• _Task requirements_: From the entries that follow, extract each line holding the string "proration".

[Data items]
:::
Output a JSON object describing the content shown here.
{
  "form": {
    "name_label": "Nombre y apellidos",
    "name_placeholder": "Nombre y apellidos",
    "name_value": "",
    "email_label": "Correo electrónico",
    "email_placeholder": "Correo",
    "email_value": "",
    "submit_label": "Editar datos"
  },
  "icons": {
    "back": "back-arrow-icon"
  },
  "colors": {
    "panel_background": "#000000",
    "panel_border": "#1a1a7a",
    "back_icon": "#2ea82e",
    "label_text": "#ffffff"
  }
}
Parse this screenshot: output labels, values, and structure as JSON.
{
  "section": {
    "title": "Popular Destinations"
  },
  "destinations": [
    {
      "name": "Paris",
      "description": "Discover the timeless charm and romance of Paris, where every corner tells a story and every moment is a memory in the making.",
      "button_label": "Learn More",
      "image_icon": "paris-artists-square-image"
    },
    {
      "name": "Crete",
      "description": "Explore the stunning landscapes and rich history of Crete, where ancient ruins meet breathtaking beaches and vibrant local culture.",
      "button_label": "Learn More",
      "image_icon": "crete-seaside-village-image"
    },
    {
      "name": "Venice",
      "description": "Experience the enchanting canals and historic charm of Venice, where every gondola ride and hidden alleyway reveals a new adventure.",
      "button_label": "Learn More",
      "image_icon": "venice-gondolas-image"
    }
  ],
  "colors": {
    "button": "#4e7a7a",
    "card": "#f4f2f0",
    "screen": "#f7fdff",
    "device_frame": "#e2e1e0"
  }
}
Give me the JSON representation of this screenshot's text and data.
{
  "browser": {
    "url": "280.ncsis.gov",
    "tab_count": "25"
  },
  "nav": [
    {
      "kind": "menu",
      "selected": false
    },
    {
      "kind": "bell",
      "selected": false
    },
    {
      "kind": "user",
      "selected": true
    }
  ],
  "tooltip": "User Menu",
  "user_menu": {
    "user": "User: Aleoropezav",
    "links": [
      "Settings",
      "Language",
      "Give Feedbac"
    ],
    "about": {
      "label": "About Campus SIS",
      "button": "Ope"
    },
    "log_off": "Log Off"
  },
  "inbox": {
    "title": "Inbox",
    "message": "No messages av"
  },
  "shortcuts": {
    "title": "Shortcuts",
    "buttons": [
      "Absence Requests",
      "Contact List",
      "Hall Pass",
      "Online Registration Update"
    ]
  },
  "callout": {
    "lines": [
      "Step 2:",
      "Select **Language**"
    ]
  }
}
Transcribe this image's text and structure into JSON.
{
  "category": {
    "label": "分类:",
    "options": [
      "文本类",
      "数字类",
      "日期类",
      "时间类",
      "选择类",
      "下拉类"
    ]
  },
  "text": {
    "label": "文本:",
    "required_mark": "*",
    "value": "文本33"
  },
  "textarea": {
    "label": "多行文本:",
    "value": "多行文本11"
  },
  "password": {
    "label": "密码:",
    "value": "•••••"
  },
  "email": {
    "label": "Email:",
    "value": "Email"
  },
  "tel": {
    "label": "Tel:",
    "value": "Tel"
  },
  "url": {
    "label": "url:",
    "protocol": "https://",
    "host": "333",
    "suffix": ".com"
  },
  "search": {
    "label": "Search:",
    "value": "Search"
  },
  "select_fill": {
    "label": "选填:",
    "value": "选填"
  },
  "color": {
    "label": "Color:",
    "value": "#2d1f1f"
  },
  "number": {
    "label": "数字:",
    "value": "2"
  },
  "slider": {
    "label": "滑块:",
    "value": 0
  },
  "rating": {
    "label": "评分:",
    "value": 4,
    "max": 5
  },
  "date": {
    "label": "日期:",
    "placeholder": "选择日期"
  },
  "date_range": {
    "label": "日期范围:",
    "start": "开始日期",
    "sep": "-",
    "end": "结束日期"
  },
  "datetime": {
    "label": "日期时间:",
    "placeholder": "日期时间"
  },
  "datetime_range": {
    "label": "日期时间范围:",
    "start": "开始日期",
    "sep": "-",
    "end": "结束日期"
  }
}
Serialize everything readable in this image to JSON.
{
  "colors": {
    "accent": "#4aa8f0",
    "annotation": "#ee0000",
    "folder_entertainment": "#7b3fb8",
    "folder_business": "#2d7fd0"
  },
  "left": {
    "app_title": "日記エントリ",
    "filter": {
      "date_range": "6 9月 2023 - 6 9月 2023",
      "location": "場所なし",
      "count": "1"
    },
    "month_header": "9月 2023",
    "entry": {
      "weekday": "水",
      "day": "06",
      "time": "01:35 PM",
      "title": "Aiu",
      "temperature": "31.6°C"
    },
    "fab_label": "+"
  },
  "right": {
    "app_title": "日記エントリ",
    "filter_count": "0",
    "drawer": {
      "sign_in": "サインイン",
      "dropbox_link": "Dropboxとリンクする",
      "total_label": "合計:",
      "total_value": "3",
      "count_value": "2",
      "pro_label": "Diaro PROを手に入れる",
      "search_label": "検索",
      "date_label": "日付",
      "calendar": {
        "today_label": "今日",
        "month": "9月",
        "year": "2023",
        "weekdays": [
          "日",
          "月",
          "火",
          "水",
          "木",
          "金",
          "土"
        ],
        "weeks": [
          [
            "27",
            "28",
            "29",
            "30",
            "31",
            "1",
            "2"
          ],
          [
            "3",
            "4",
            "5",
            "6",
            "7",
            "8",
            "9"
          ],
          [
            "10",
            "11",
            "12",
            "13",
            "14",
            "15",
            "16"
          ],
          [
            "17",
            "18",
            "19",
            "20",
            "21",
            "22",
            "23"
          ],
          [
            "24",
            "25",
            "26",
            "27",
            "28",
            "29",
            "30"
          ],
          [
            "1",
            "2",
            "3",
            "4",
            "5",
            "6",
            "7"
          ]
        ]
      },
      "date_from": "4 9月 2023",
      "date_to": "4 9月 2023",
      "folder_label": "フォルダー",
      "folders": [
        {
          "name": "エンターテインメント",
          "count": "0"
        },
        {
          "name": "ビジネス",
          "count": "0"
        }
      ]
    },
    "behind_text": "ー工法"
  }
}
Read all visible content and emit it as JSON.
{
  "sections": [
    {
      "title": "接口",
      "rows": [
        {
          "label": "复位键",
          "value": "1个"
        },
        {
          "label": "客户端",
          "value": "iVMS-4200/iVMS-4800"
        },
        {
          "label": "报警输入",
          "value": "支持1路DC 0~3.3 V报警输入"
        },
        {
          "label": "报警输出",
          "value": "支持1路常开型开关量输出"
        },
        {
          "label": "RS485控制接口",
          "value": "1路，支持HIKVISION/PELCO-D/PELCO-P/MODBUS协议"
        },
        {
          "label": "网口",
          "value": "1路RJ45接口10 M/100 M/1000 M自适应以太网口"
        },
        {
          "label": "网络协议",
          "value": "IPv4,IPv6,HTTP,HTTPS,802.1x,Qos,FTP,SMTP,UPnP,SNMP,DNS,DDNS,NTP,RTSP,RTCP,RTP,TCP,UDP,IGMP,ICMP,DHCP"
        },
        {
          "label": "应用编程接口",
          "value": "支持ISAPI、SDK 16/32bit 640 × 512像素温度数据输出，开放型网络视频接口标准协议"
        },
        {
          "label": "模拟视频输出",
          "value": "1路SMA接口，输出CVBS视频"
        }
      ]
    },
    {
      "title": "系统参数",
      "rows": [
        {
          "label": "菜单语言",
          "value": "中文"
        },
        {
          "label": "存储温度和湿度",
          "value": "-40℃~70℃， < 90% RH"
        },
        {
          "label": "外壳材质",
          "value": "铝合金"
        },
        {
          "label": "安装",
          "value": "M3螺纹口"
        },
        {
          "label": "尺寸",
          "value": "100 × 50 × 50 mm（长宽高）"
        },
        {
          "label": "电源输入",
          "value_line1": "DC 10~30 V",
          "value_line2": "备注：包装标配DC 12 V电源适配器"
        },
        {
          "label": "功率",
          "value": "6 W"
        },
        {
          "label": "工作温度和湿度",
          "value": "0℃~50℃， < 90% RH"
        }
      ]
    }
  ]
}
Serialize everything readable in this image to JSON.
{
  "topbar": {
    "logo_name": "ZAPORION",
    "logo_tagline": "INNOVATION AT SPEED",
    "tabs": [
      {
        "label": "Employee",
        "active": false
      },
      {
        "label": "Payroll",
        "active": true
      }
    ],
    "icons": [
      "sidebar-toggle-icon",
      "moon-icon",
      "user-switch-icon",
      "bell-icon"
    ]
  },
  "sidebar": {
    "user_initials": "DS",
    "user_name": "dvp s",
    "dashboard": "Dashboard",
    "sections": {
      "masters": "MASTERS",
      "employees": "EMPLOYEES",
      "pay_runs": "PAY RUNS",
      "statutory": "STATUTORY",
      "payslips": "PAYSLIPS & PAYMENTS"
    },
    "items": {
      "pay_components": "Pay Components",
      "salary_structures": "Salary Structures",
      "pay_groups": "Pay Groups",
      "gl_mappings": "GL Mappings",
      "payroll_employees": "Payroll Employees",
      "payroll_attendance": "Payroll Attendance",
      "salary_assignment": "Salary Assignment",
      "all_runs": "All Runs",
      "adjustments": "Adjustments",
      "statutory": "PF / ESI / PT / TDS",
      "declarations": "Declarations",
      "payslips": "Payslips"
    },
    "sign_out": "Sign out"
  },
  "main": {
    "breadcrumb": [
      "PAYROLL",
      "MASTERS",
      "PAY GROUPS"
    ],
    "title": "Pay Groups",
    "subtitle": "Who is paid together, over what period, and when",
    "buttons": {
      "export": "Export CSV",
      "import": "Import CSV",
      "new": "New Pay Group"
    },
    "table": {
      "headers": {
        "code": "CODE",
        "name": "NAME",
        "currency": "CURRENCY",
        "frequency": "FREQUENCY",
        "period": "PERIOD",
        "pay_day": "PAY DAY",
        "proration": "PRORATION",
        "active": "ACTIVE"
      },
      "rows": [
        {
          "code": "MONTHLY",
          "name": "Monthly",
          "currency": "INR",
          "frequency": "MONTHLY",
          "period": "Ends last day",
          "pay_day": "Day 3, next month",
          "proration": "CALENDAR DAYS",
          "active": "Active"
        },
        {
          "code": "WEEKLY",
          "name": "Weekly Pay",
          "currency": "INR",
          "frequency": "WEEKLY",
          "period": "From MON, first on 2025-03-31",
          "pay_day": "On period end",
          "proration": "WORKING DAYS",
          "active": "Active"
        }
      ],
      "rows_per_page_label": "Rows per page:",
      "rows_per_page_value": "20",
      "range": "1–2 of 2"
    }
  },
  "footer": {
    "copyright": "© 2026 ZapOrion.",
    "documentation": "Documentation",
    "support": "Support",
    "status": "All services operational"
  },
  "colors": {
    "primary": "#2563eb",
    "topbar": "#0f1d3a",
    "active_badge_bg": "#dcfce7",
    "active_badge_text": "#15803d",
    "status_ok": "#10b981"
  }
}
:::
• _Result of this exercise_:
        "proration": "PRORATION",
          "proration": "CALENDAR DAYS",
          "proration": "WORKING DAYS",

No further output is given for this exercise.